Recorded data
══════════════════════════════

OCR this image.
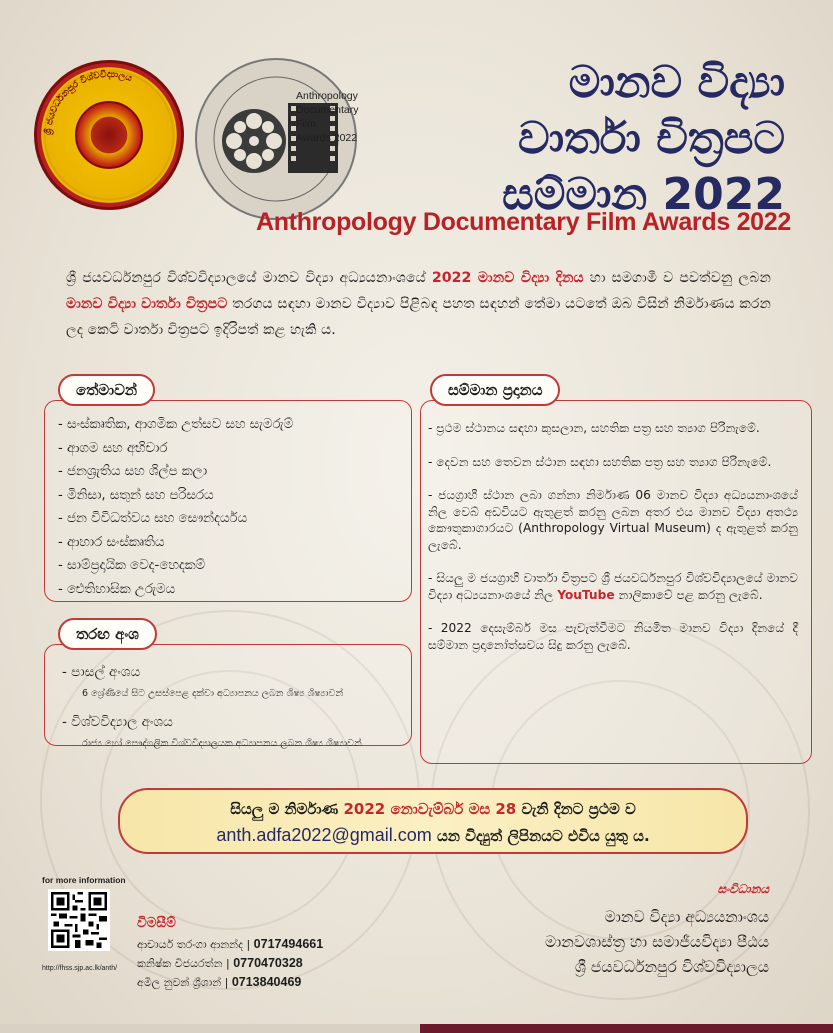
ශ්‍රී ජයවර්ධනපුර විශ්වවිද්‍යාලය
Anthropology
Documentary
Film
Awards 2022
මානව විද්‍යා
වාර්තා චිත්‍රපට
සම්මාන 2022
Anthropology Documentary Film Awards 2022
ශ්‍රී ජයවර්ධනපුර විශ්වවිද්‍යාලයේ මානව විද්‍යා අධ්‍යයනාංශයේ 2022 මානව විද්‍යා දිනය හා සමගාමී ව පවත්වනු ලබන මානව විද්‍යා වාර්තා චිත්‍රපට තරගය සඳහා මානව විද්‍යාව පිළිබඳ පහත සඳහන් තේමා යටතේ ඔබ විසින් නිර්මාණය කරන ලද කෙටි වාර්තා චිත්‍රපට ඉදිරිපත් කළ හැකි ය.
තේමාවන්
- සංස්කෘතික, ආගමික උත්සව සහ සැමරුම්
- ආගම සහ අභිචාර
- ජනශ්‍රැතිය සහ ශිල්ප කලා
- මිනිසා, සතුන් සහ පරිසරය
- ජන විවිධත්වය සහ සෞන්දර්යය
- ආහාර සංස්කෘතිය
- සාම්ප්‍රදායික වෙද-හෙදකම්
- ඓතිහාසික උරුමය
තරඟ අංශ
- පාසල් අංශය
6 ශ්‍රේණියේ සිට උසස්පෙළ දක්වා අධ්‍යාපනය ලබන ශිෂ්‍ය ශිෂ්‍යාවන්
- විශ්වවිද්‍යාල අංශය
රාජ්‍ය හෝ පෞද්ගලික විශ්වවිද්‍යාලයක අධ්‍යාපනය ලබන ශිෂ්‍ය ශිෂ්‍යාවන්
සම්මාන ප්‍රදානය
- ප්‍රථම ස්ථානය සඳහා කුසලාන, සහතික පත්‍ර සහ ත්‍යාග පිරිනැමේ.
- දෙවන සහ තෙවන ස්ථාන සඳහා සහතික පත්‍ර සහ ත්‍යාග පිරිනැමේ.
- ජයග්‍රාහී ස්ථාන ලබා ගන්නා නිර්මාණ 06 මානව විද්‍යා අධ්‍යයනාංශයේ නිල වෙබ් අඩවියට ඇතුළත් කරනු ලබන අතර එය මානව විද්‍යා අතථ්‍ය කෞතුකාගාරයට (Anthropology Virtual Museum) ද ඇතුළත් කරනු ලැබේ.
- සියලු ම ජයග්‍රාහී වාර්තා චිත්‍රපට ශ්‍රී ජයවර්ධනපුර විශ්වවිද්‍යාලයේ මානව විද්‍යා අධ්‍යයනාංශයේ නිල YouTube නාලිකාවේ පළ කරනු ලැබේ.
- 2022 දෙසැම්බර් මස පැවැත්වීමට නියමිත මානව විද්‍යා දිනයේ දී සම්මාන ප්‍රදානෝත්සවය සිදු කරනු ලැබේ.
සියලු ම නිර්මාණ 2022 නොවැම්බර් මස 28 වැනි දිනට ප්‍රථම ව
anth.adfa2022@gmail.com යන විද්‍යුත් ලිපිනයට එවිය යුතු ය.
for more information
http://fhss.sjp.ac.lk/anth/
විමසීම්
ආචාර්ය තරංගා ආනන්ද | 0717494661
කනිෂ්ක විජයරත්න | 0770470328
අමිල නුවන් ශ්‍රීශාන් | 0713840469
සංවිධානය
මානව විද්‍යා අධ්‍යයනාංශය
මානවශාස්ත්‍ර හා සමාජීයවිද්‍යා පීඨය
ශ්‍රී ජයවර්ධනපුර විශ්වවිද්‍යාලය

══════════════════════════════

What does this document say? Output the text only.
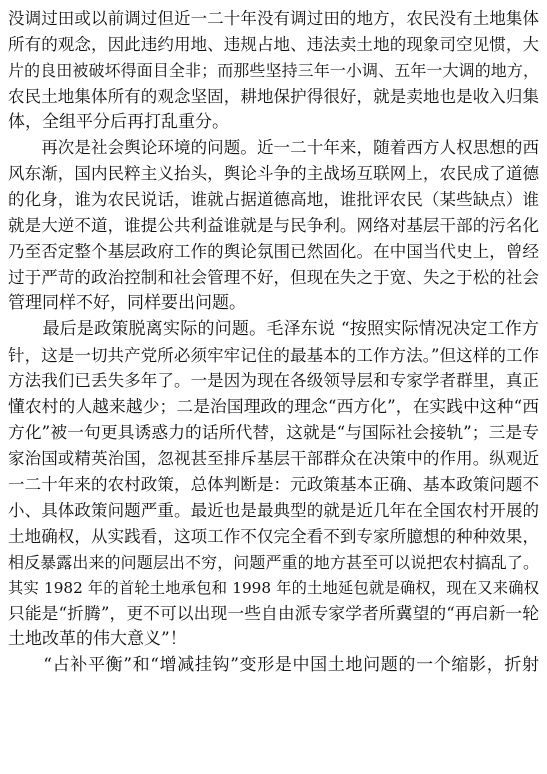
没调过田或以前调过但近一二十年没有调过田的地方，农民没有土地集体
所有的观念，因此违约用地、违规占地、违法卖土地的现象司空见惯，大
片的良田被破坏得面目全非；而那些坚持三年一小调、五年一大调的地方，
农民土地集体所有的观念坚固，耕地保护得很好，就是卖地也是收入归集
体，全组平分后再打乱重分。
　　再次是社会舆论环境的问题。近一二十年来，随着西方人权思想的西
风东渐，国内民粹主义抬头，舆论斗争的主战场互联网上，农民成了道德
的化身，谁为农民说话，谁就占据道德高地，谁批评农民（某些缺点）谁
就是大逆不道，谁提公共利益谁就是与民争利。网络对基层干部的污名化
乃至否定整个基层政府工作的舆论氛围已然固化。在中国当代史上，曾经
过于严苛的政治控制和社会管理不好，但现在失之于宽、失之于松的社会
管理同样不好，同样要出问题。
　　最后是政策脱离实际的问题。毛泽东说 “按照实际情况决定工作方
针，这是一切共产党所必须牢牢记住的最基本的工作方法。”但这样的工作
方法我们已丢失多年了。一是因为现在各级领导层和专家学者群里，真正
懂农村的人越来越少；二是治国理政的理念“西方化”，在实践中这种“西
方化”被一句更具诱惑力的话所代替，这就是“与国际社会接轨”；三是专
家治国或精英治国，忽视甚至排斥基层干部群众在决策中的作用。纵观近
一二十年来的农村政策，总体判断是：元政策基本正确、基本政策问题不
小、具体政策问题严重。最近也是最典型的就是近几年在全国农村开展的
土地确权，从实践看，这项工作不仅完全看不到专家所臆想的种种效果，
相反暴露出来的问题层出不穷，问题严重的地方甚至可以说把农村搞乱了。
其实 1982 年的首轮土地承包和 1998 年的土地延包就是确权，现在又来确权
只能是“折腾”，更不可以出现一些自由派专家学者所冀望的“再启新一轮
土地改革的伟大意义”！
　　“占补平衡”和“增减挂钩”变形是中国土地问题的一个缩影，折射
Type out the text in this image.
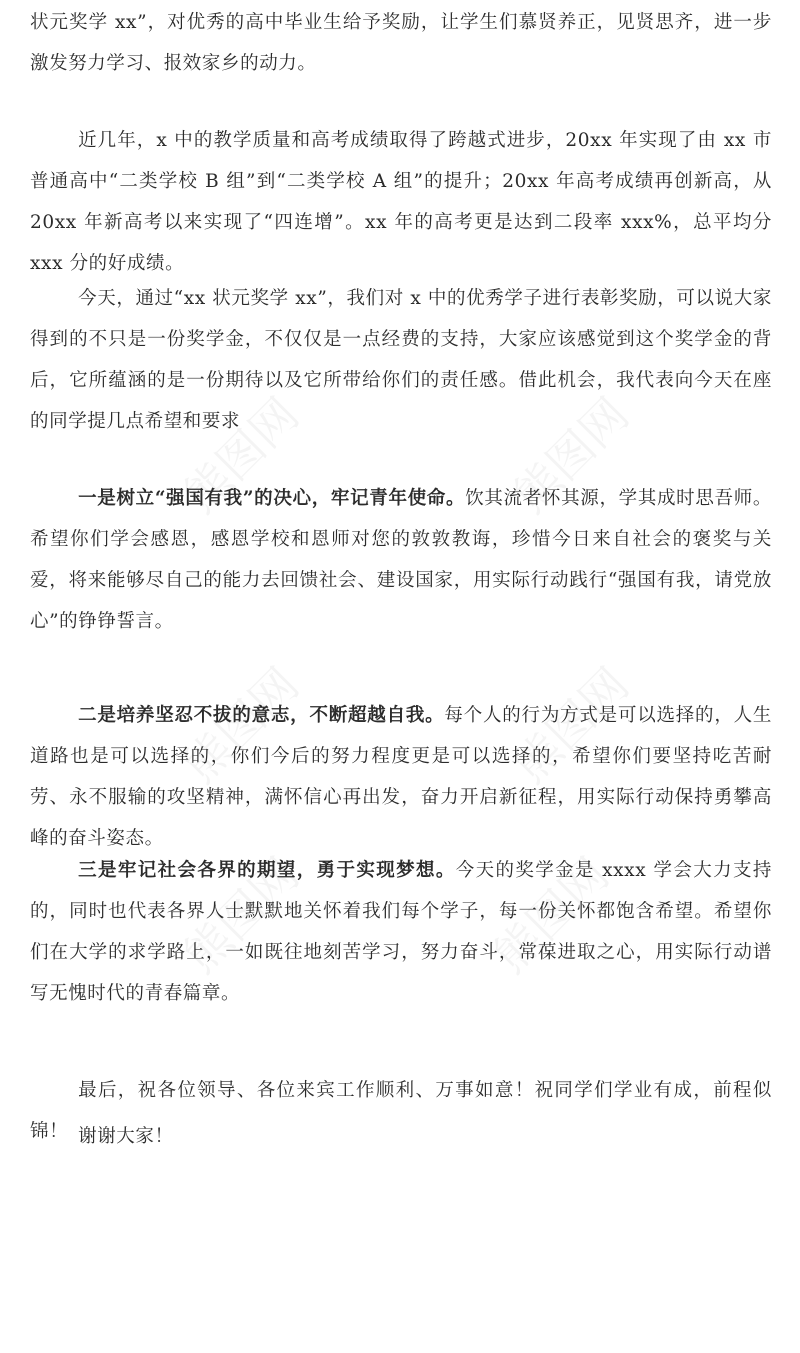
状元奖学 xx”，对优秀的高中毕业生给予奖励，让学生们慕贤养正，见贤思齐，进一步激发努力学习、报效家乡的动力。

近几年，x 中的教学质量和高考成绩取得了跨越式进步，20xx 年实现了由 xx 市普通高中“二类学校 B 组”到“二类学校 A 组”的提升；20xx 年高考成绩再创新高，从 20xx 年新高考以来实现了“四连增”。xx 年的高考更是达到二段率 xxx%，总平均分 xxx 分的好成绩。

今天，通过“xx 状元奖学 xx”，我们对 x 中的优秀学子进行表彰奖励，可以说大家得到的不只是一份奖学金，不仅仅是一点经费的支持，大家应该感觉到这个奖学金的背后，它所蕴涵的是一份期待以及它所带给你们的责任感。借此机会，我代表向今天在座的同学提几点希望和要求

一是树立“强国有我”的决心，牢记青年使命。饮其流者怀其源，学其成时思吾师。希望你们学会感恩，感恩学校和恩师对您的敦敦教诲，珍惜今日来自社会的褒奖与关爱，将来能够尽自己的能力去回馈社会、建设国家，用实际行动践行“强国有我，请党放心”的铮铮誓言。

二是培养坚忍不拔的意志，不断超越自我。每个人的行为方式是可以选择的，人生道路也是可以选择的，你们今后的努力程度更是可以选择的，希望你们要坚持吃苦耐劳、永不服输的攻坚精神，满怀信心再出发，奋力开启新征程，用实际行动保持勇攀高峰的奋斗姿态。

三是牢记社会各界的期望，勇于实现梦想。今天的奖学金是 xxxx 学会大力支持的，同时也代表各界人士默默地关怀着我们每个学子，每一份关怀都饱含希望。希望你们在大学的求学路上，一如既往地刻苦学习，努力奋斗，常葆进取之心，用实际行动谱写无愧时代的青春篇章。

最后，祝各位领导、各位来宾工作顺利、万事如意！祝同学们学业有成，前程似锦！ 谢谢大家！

══════════════════════════════

## Prompt
All lines above with "Anthropology" in them should be returned.

## Exercise result
Anthropology
Anthropology Documentary Film Awards 2022
- ජයග්‍රාහී ස්ථාන ලබා ගන්නා නිර්මාණ 06 මානව විද්‍යා අධ්‍යයනාංශයේ නිල වෙබ් අඩවියට ඇතුළත් කරනු ලබන අතර එය මානව විද්‍යා අතථ්‍ය කෞතුකාගාරයට (Anthropology Virtual Museum) ද ඇතුළත් කරනු ලැබේ.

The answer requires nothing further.